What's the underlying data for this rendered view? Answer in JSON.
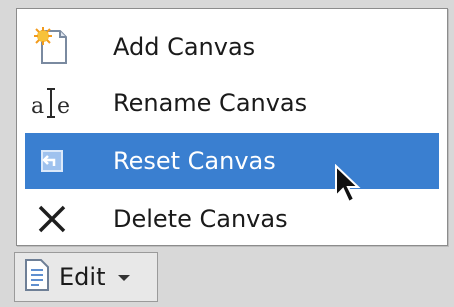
{
  "menu": {
    "items": [
      {
        "label": "Add Canvas",
        "icon": "add-canvas-icon",
        "selected": false
      },
      {
        "label": "Rename Canvas",
        "icon": "rename-icon",
        "selected": false
      },
      {
        "label": "Reset Canvas",
        "icon": "reset-icon",
        "selected": true
      },
      {
        "label": "Delete Canvas",
        "icon": "delete-icon",
        "selected": false
      }
    ],
    "highlight_color": "#3a7fd0"
  },
  "toolbar": {
    "edit_label": "Edit",
    "edit_icon": "document-icon",
    "dropdown_icon": "chevron-down-icon"
  }
}
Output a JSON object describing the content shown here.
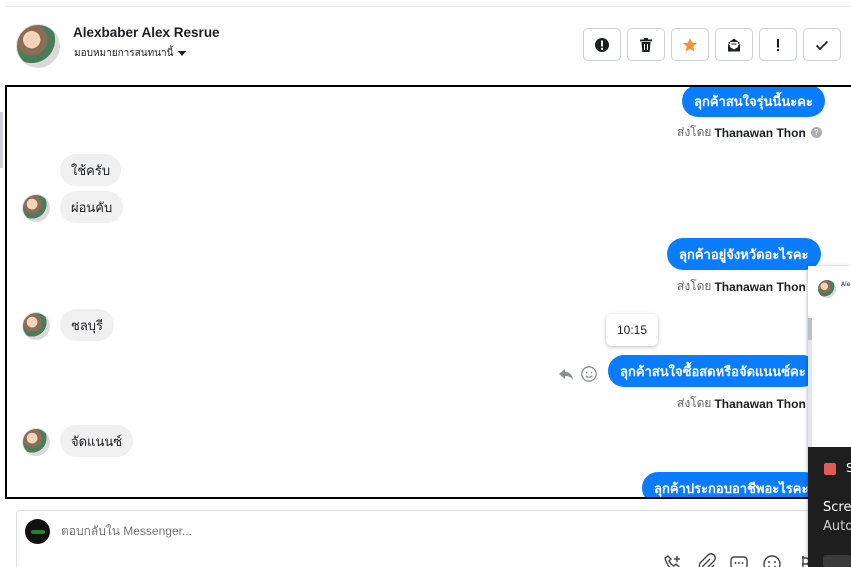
{
  "header": {
    "contact_name": "Alexbaber Alex Resrue",
    "assign_label": "มอบหมายการสนทนานี้"
  },
  "toolbar": [
    {
      "name": "report-spam-button",
      "icon": "alert-circle-icon"
    },
    {
      "name": "delete-button",
      "icon": "trash-icon"
    },
    {
      "name": "star-button",
      "icon": "star-icon",
      "color": "#f7923a"
    },
    {
      "name": "mark-unread-button",
      "icon": "mail-icon"
    },
    {
      "name": "follow-up-button",
      "icon": "exclamation-icon"
    },
    {
      "name": "mark-done-button",
      "icon": "check-icon"
    }
  ],
  "messages": {
    "m1": "ลุกค้าสนใจรุ่นนี้นะคะ",
    "m2": "ใช้ครับ",
    "m3": "ผ่อนคับ",
    "m4": "ลุกค้าอยู่จังหวัดอะไรคะ",
    "m5": "ชลบุรี",
    "m6": "ลุกค้าสนใจซื้อสดหรือจัดแนนซ์คะ",
    "m7": "จัดแนนซ์",
    "m8": "ลุกค้าประกอบอาชีพอะไรคะ"
  },
  "sent_by": {
    "prefix": "ส่งโดย",
    "agent": "Thanawan Thon",
    "help_glyph": "?"
  },
  "tooltip_time": "10:15",
  "reply": {
    "placeholder": "ตอบกลับใน Messenger..."
  },
  "overlay": {
    "mini_name": "Ale",
    "panel_title": "S",
    "panel_line1": "Scre",
    "panel_line2": "Auto"
  },
  "colors": {
    "accent": "#0a7cff",
    "star": "#f7923a"
  }
}
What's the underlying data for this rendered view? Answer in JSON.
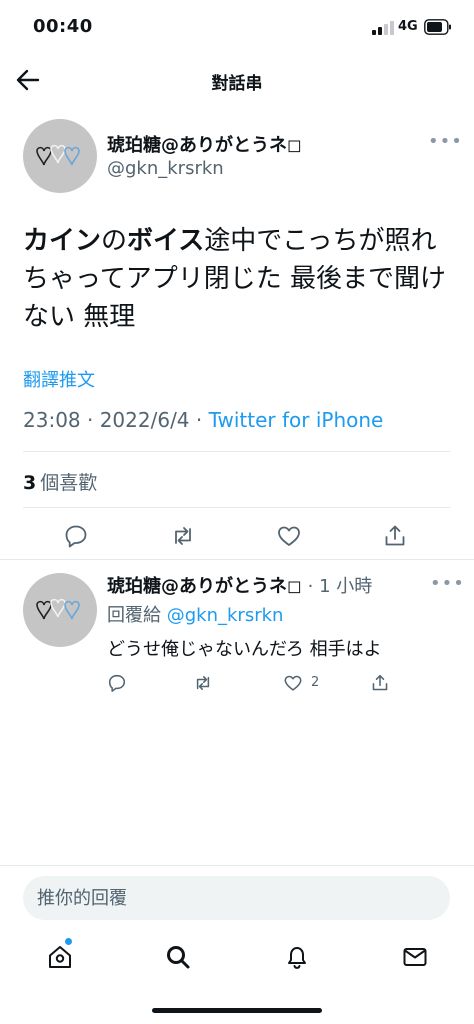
{
  "status_bar": {
    "time": "00:40",
    "network": "4G"
  },
  "header": {
    "title": "對話串"
  },
  "tweet": {
    "author_name": "琥珀糖@ありがとうネ◻",
    "author_handle": "@gkn_krsrkn",
    "text_bold1": "カイン",
    "text_part1": "の",
    "text_bold2": "ボイス",
    "text_part2": "途中でこっちが照れちゃってアプリ閉じた 最後まで聞けない 無理",
    "translate_label": "翻譯推文",
    "timestamp": "23:08 · 2022/6/4 · ",
    "source": "Twitter for iPhone",
    "like_count": "3",
    "like_label": "個喜歡"
  },
  "reply": {
    "author_name": "琥珀糖@ありがとうネ◻",
    "time": " · 1 小時",
    "reply_to_label": "回覆給 ",
    "reply_to_handle": "@gkn_krsrkn",
    "text": "どうせ俺じゃないんだろ 相手はよ",
    "like_count": "2"
  },
  "compose": {
    "placeholder": "推你的回覆"
  },
  "icons": {
    "back": "arrow-left-icon",
    "more": "more-dots-icon",
    "reply": "reply-bubble-icon",
    "retweet": "retweet-icon",
    "like": "heart-icon",
    "share": "share-icon",
    "home": "home-icon",
    "search": "search-icon",
    "notifications": "bell-icon",
    "messages": "mail-icon"
  },
  "colors": {
    "accent": "#1d9bf0",
    "secondary_text": "#536471",
    "divider": "#e6e9ec"
  }
}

EXERCISE PROMPT: Each entry should be repeated exactly as it appears; the pictures stay out.

OUTPUT FOR THIS TASK:
What's the underlying data for this rendered view? Answer in JSON.
{
  "menu": {
    "items": [
      {
        "label": "Add Canvas",
        "icon": "add-canvas-icon",
        "selected": false
      },
      {
        "label": "Rename Canvas",
        "icon": "rename-icon",
        "selected": false
      },
      {
        "label": "Reset Canvas",
        "icon": "reset-icon",
        "selected": true
      },
      {
        "label": "Delete Canvas",
        "icon": "delete-icon",
        "selected": false
      }
    ],
    "highlight_color": "#3a7fd0"
  },
  "toolbar": {
    "edit_label": "Edit",
    "edit_icon": "document-icon",
    "dropdown_icon": "chevron-down-icon"
  }
}
Output a JSON object describing the content shown here.
{
  "header": {
    "contact_name": "Alexbaber Alex Resrue",
    "assign_label": "มอบหมายการสนทนานี้"
  },
  "toolbar": [
    {
      "name": "report-spam-button",
      "icon": "alert-circle-icon"
    },
    {
      "name": "delete-button",
      "icon": "trash-icon"
    },
    {
      "name": "star-button",
      "icon": "star-icon",
      "color": "#f7923a"
    },
    {
      "name": "mark-unread-button",
      "icon": "mail-icon"
    },
    {
      "name": "follow-up-button",
      "icon": "exclamation-icon"
    },
    {
      "name": "mark-done-button",
      "icon": "check-icon"
    }
  ],
  "messages": {
    "m1": "ลุกค้าสนใจรุ่นนี้นะคะ",
    "m2": "ใช้ครับ",
    "m3": "ผ่อนคับ",
    "m4": "ลุกค้าอยู่จังหวัดอะไรคะ",
    "m5": "ชลบุรี",
    "m6": "ลุกค้าสนใจซื้อสดหรือจัดแนนซ์คะ",
    "m7": "จัดแนนซ์",
    "m8": "ลุกค้าประกอบอาชีพอะไรคะ"
  },
  "sent_by": {
    "prefix": "ส่งโดย",
    "agent": "Thanawan Thon",
    "help_glyph": "?"
  },
  "tooltip_time": "10:15",
  "reply": {
    "placeholder": "ตอบกลับใน Messenger..."
  },
  "overlay": {
    "mini_name": "Ale",
    "panel_title": "S",
    "panel_line1": "Scre",
    "panel_line2": "Auto"
  },
  "colors": {
    "accent": "#0a7cff",
    "star": "#f7923a"
  }
}
What's the underlying data for this rendered view? Answer in JSON.
{
  "status_bar": {
    "time": "00:40",
    "network": "4G"
  },
  "header": {
    "title": "對話串"
  },
  "tweet": {
    "author_name": "琥珀糖@ありがとうネ◻",
    "author_handle": "@gkn_krsrkn",
    "text_bold1": "カイン",
    "text_part1": "の",
    "text_bold2": "ボイス",
    "text_part2": "途中でこっちが照れちゃってアプリ閉じた 最後まで聞けない 無理",
    "translate_label": "翻譯推文",
    "timestamp": "23:08 · 2022/6/4 · ",
    "source": "Twitter for iPhone",
    "like_count": "3",
    "like_label": "個喜歡"
  },
  "reply": {
    "author_name": "琥珀糖@ありがとうネ◻",
    "time": " · 1 小時",
    "reply_to_label": "回覆給 ",
    "reply_to_handle": "@gkn_krsrkn",
    "text": "どうせ俺じゃないんだろ 相手はよ",
    "like_count": "2"
  },
  "compose": {
    "placeholder": "推你的回覆"
  },
  "icons": {
    "back": "arrow-left-icon",
    "more": "more-dots-icon",
    "reply": "reply-bubble-icon",
    "retweet": "retweet-icon",
    "like": "heart-icon",
    "share": "share-icon",
    "home": "home-icon",
    "search": "search-icon",
    "notifications": "bell-icon",
    "messages": "mail-icon"
  },
  "colors": {
    "accent": "#1d9bf0",
    "secondary_text": "#536471",
    "divider": "#e6e9ec"
  }
}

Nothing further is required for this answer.